Give the material below again with each "Pantry" switched to "Larder", leaving everything else unchanged.

┌─ EXCERPTED RECORDS

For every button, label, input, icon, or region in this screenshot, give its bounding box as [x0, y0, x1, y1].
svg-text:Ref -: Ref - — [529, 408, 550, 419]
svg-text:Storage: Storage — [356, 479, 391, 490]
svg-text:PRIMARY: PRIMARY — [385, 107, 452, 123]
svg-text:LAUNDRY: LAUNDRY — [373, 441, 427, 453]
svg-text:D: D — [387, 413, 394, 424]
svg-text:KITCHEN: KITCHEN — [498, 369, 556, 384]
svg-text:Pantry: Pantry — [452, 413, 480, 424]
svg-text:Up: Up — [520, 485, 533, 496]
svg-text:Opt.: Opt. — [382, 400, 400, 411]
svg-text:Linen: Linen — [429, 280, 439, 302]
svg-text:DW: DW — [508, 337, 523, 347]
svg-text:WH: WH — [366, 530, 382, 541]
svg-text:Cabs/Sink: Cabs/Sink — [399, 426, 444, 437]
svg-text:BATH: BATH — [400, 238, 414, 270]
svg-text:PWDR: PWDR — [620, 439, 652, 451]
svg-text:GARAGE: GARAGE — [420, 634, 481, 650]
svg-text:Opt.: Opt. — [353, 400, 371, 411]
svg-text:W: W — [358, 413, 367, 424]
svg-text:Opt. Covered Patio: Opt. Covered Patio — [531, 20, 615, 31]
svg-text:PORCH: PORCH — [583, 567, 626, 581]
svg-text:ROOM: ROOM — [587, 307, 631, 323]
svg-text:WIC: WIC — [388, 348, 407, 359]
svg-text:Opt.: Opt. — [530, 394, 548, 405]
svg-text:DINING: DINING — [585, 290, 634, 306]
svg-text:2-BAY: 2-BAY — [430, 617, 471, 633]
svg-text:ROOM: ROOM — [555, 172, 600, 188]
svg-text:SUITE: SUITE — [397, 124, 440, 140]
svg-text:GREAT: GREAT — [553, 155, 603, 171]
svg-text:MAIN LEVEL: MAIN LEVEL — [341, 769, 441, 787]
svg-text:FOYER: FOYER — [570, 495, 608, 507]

└─

_TASK OUTPUT_:
For every button, label, input, icon, or region in this screenshot, give its bounding box as [x0, y0, x1, y1].
svg-text:Ref -: Ref - — [529, 408, 550, 419]
svg-text:Storage: Storage — [356, 479, 391, 490]
svg-text:PRIMARY: PRIMARY — [385, 107, 452, 123]
svg-text:LAUNDRY: LAUNDRY — [373, 441, 427, 453]
svg-text:D: D — [387, 413, 394, 424]
svg-text:KITCHEN: KITCHEN — [498, 369, 556, 384]
svg-text:Larder: Larder — [452, 413, 480, 424]
svg-text:Up: Up — [520, 485, 533, 496]
svg-text:Opt.: Opt. — [382, 400, 400, 411]
svg-text:Linen: Linen — [429, 280, 439, 302]
svg-text:DW: DW — [508, 337, 523, 347]
svg-text:WH: WH — [366, 530, 382, 541]
svg-text:Cabs/Sink: Cabs/Sink — [399, 426, 444, 437]
svg-text:BATH: BATH — [400, 238, 414, 270]
svg-text:PWDR: PWDR — [620, 439, 652, 451]
svg-text:GARAGE: GARAGE — [420, 634, 481, 650]
svg-text:Opt.: Opt. — [353, 400, 371, 411]
svg-text:W: W — [358, 413, 367, 424]
svg-text:Opt. Covered Patio: Opt. Covered Patio — [531, 20, 615, 31]
svg-text:PORCH: PORCH — [583, 567, 626, 581]
svg-text:ROOM: ROOM — [587, 307, 631, 323]
svg-text:WIC: WIC — [388, 348, 407, 359]
svg-text:Opt.: Opt. — [530, 394, 548, 405]
svg-text:DINING: DINING — [585, 290, 634, 306]
svg-text:2-BAY: 2-BAY — [430, 617, 471, 633]
svg-text:ROOM: ROOM — [555, 172, 600, 188]
svg-text:SUITE: SUITE — [397, 124, 440, 140]
svg-text:GREAT: GREAT — [553, 155, 603, 171]
svg-text:MAIN LEVEL: MAIN LEVEL — [341, 769, 441, 787]
svg-text:FOYER: FOYER — [570, 495, 608, 507]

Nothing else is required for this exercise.